THE PROBLEM » Begin at the line containing "Read out every word on this page." and copy exactly through the last line of the listing, skipping every picture.

DATA EXTRACT »
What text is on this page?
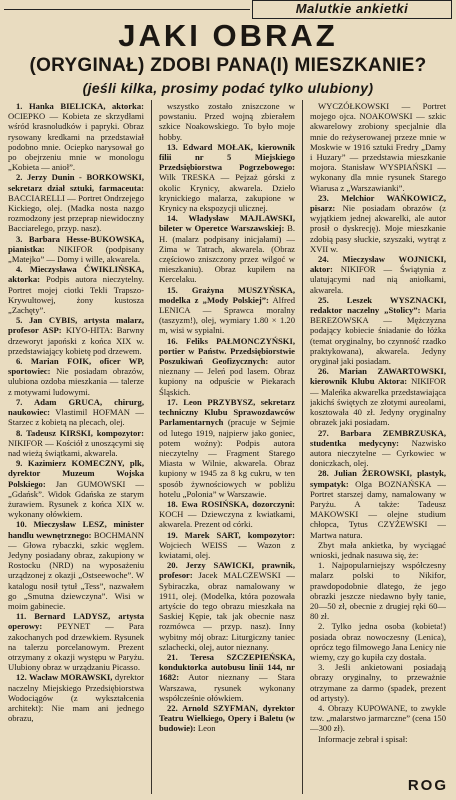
Malutkie ankietki
JAKI OBRAZ
(ORYGINAŁ) ZDOBI PANA(I) MIESZKANIE?
(jeśli kilka, prosimy podać tylko ulubiony)

1. Hanka BIELICKA, aktorka: OCIEPKO — Kobieta ze skrzydłami wśród krasnoludków i papryki. Obraz rysowany kredkami na przedstawiał podobno mnie. Ociepko narysował go po obejrzeniu mnie w monologu „Kobieta — anioł”.

2. Jerzy Dunin - BORKOWSKI, sekretarz dział sztuki, farmaceuta: BACCIARELLI — Portret Ondrzejego Kickiego, olej. (Madka nosta nazgo rozmodzony jest przeprap niewidoczny Bacciarelego, przyp. nasz).

3. Barbara Hesse-BUKOWSKA, pianistka: NIKIFOR (podpisany „Matejko” — Domy i wille, akwarela.

4. Mieczysława ĆWIKLIŃSKA, aktorka: Podpis autora nieczytelny. Portret mojej ciotki Tekli Trapszo-Krywultowej, żony kustosza „Zachęty”.

5. Jan CYBIS, artysta malarz, profesor ASP: KIYO-HITA: Barwny drzeworyt japoński z końca XIX w. przedstawiający kobietę pod drzewem.

6. Marian FOIK, oficer WP, sportowiec: Nie posiadam obrazów, ulubiona ozdoba mieszkania — talerze z motywami ludowymi.

7. Adam GRUCA, chirurg, naukowiec: Vlastimil HOFMAN — Starzec z kobietą na plecach, olej.

8. Tadeusz KIRSKI, kompozytor: NIKIFOR — Kościół z unoszącymi się nad wieżą świątkami, akwarela.

9. Kazimierz KOMECZNY, plk, dyrektor Muzeum Wojska Polskiego: Jan GUMOWSKI — „Gdańsk”. Widok Gdańska ze starym żurawiem. Rysunek z końca XIX w. wykonany ołówkiem.

10. Mieczysław LESZ, minister handlu wewnętrznego: BOCHMANN — Głowa rybaczki, szkic węglem. Jedyny posiadany obraz, zakupiony w Rostocku (NRD) na wyposażeniu urządzonej z okazji „Ostseewoche”. W katalogu nosił tytuł „Tess”, nazwałem go „Smutna dziewczyna”. Wisi w moim gabinecie.

11. Bernard LADYSZ, artysta operowy: PEYNET — Para zakochanych pod drzewkiem. Rysunek na talerzu porcelanowym. Prezent otrzymany z okazji występu w Paryżu. Ulubiony obraz w urządzaniu Picasso.

12. Wacław MORAWSKI, dyrektor naczelny Miejskiego Przedsiębiorstwa Wodociągów (z wykształcenia architekt): Nie mam ani jednego obrazu,

wszystko zostało zniszczone w powstaniu. Przed wojną zbierałem szkice Noakowskiego. To było moje hobby.

13. Edward MOŁAK, kierownik filii nr 5 Miejskiego Przedsiębiorstwa Pogrzebowego: Wilk TRESKA — Pejzaż górski z okolic Krynicy, akwarela. Dzieło krynickiego malarza, zakupione w Krynicy na ekspozycji ulicznej.

14. Władysław MAJLAWSKI, bileter w Operetce Warszawskiej: B. H. (malarz podpisany inicjałami) — Zima w Tatrach, akwarela. (Obraz częściowo zniszczony przez wilgoć w mieszkaniu). Obraz kupiłem na Kercelaku.

15. Grażyna MUSZYŃSKA, modelka z „Mody Polskiej”: Alfred LENICA — Sprawca moralny (taszyzm!), olej, wymiary 1.80 × 1.20 m, wisi w sypialni.

16. Feliks PAŁMONCZYŃSKI, portier w Państw. Przedsiębiorstwie Poszukiwań Geofizycznych: autor nieznany — Jeleń pod lasem. Obraz kupiony na odpuście w Piekarach Śląskich.

17. Leon PRZYBYSZ, sekretarz techniczny Klubu Sprawozdawców Parlamentarnych (pracuje w Sejmie od lutego 1919, najpierw jako goniec, potem woźny): Podpis autora nieczytelny — Fragment Starego Miasta w Wilnie, akwarela. Obraz kupiony w 1945 za 8 kg cukru, w ten sposób żywnościowych w pobliżu hotelu „Polonia” w Warszawie.

18. Ewa ROSIŃSKA, dozorczyni: KOCH — Dziewczyna z kwiatkami, akwarela. Prezent od córki.

19. Marek SART, kompozytor: Wojciech WEISS — Wazon z kwiatami, olej.

20. Jerzy SAWICKI, prawnik, profesor: Jacek MALCZEWSKI — Sybiraczka, obraz namalowany w 1911, olej. (Modelka, która pozowała artyście do tego obrazu mieszkała na Saskiej Kępie, tak jak obecnie nasz rozmówca — przyp. nasz). Inny wybitny mój obraz: Liturgiczny taniec szlachecki, olej, autor nieznany.

21. Teresa SZCZEPIEŃSKA, konduktorka autobusu linii 144, nr 1682: Autor nieznany — Stara Warszawa, rysunek wykonany współcześnie ołówkiem.

22. Arnold SZYFMAN, dyrektor Teatru Wielkiego, Opery i Baletu (w budowie): Leon

WYCZÓŁKOWSKI — Portret mojego ojca. NOAKOWSKI — szkic akwarelowy zrobiony specjalnie dla mnie do reżyserowanej przeze mnie w Moskwie w 1916 sztuki Fredry „Damy i Huzary” — przedstawia mieszkanie mojora. Stanisław WYSPIAŃSKI — wykonany dla mnie rysunek Starego Wiarusa z „Warszawianki”.

23. Melchior WAŃKOWICZ, pisarz: Nie posiadam obrazów (z wyjątkiem jednej akwarelki, ale autor prosił o dyskrecję). Moje mieszkanie zdobią pasy słuckie, szyszaki, wytrąt z XVII w.

24. Mieczysław WOJNICKI, aktor: NIKIFOR — Świątynia z ulatującymi nad nią aniołkami, akwarela.

25. Leszek WYSZNACKI, redaktor naczelny „Stolicy”: Maria BEREZOWSKA — Mężczyzna podający kobiecie śniadanie do łóżka (temat oryginalny, bo czynność rzadko praktykowana), akwarela. Jedyny oryginał jaki posiadam.

26. Marian ZAWARTOWSKI, kierownik Klubu Aktora: NIKIFOR — Maleńka akwarelka przedstawiająca jakichś świętych ze złotymi aureolami, kosztowała 40 zł. Jedyny oryginalny obrazek jaki posiadam.

27. Barbara ZEMBRZUSKA, studentka medycyny: Nazwisko autora nieczytelne — Cyrkowiec w doniczkach, olej.

28. Julian ŻEROWSKI, plastyk, sympatyk: Olga BOZNAŃSKA — Portret starszej damy, namalowany w Paryżu. A także: Tadeusz MAKOWSKI — olejne studium chłopca, Tytus CZYŻEWSKI — Martwa natura.

Zbyt mała ankietka, by wyciągać wnioski, jednak nasuwa się, że:

1. Najpopularniejszy współczesny malarz polski to Nikifor, prawdopodobnie dlatego, że jego obrazki jeszcze niedawno były tanie, 20—50 zł, obecnie z drugiej ręki 60—80 zł.

2. Tylko jedna osoba (kobieta!) posiada obraz nowoczesny (Lenica), oprócz tego filmowego Jana Lenicy nie wiemy, czy go kupiła czy dostała.

3. Jeśli ankietowani posiadają obrazy oryginalny, to przeważnie otrzymane za darmo (spadek, prezent od artysty).

4. Obrazy KUPOWANE, to zwykle tzw. „malarstwo jarmarczne” (cena 150—300 zł).

Informacje zebrał i spisał:

ROG
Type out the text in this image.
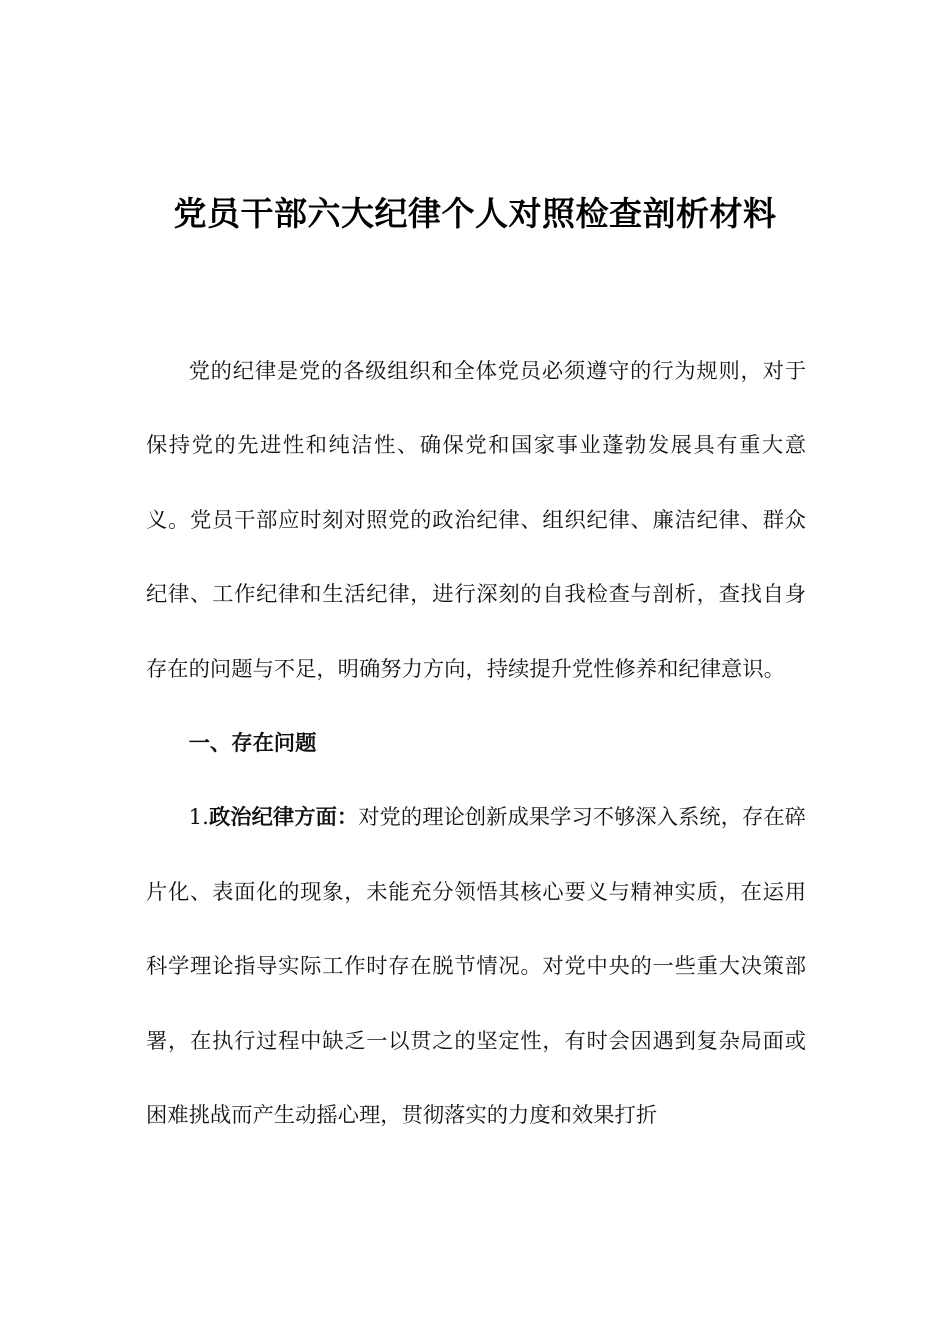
党员干部六大纪律个人对照检查剖析材料

党的纪律是党的各级组织和全体党员必须遵守的行为规则，对于保持党的先进性和纯洁性、确保党和国家事业蓬勃发展具有重大意义。党员干部应时刻对照党的政治纪律、组织纪律、廉洁纪律、群众纪律、工作纪律和生活纪律，进行深刻的自我检查与剖析，查找自身存在的问题与不足，明确努力方向，持续提升党性修养和纪律意识。

一、存在问题

1.政治纪律方面：对党的理论创新成果学习不够深入系统，存在碎片化、表面化的现象，未能充分领悟其核心要义与精神实质，在运用科学理论指导实际工作时存在脱节情况。对党中央的一些重大决策部署，在执行过程中缺乏一以贯之的坚定性，有时会因遇到复杂局面或困难挑战而产生动摇心理，贯彻落实的力度和效果打折
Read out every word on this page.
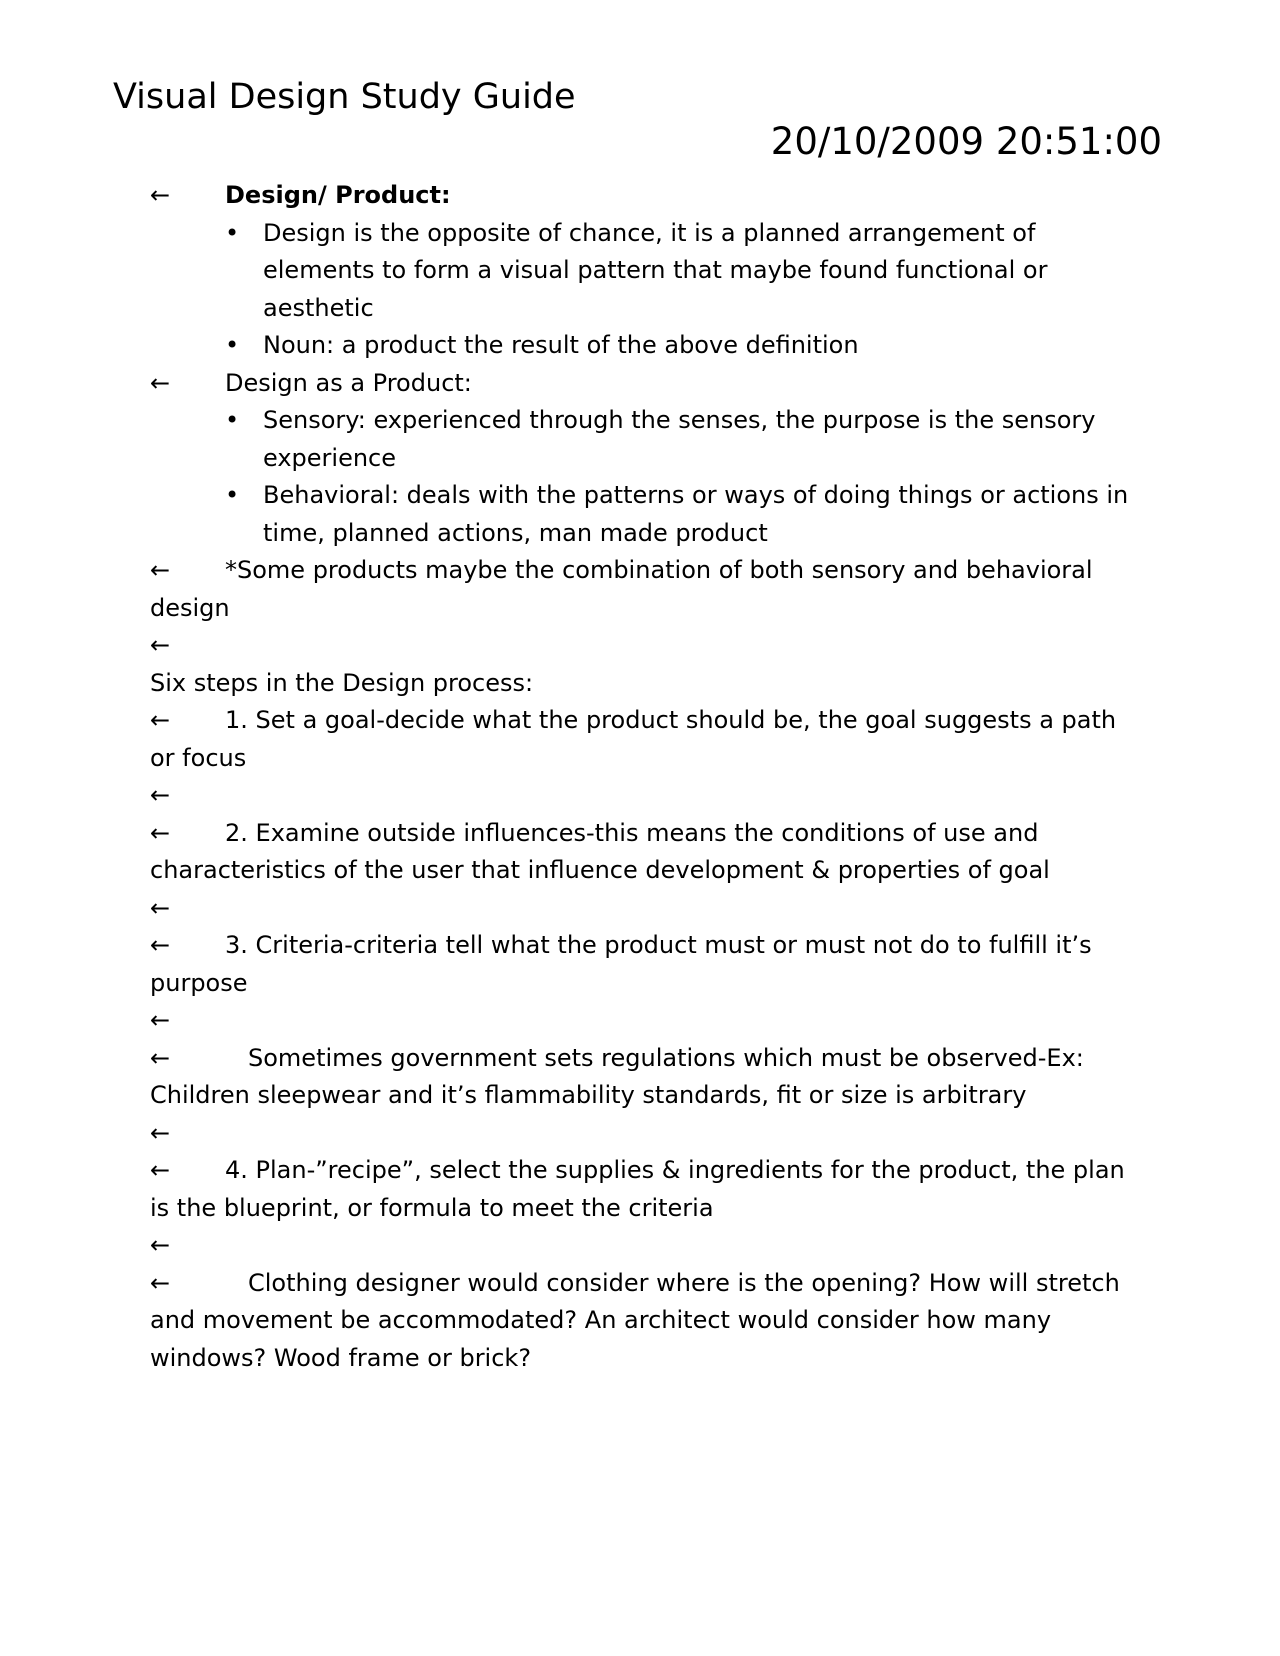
Visual Design Study Guide
20/10/2009 20:51:00
← Design/ Product:
• Design is the opposite of chance, it is a planned arrangement of elements to form a visual pattern that maybe found functional or aesthetic
• Noun: a product the result of the above definition
← Design as a Product:
• Sensory: experienced through the senses, the purpose is the sensory experience
• Behavioral: deals with the patterns or ways of doing things or actions in time, planned actions, man made product
← *Some products maybe the combination of both sensory and behavioral design
←
Six steps in the Design process:
← 1. Set a goal-decide what the product should be, the goal suggests a path or focus
←
← 2. Examine outside influences-this means the conditions of use and characteristics of the user that influence development & properties of goal
←
← 3. Criteria-criteria tell what the product must or must not do to fulfill it’s purpose
←
←	Sometimes government sets regulations which must be observed-Ex: Children sleepwear and it’s flammability standards, fit or size is arbitrary
←
← 4. Plan-”recipe”, select the supplies & ingredients for the product, the plan is the blueprint, or formula to meet the criteria
←
←	Clothing designer would consider where is the opening? How will stretch and movement be accommodated? An architect would consider how many windows? Wood frame or brick?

REPLY »
Read out every word on this page.
Visual Design Study Guide
20/10/2009 20:51:00
← Design/ Product:
• Design is the opposite of chance, it is a planned arrangement of elements to form a visual pattern that maybe found functional or aesthetic
• Noun: a product the result of the above definition
← Design as a Product:
• Sensory: experienced through the senses, the purpose is the sensory experience
• Behavioral: deals with the patterns or ways of doing things or actions in time, planned actions, man made product
← *Some products maybe the combination of both sensory and behavioral design
←
Six steps in the Design process:
← 1. Set a goal-decide what the product should be, the goal suggests a path or focus
←
← 2. Examine outside influences-this means the conditions of use and characteristics of the user that influence development & properties of goal
←
← 3. Criteria-criteria tell what the product must or must not do to fulfill it’s purpose
←
←	Sometimes government sets regulations which must be observed-Ex: Children sleepwear and it’s flammability standards, fit or size is arbitrary
←
← 4. Plan-”recipe”, select the supplies & ingredients for the product, the plan is the blueprint, or formula to meet the criteria
←
←	Clothing designer would consider where is the opening? How will stretch and movement be accommodated? An architect would consider how many windows? Wood frame or brick?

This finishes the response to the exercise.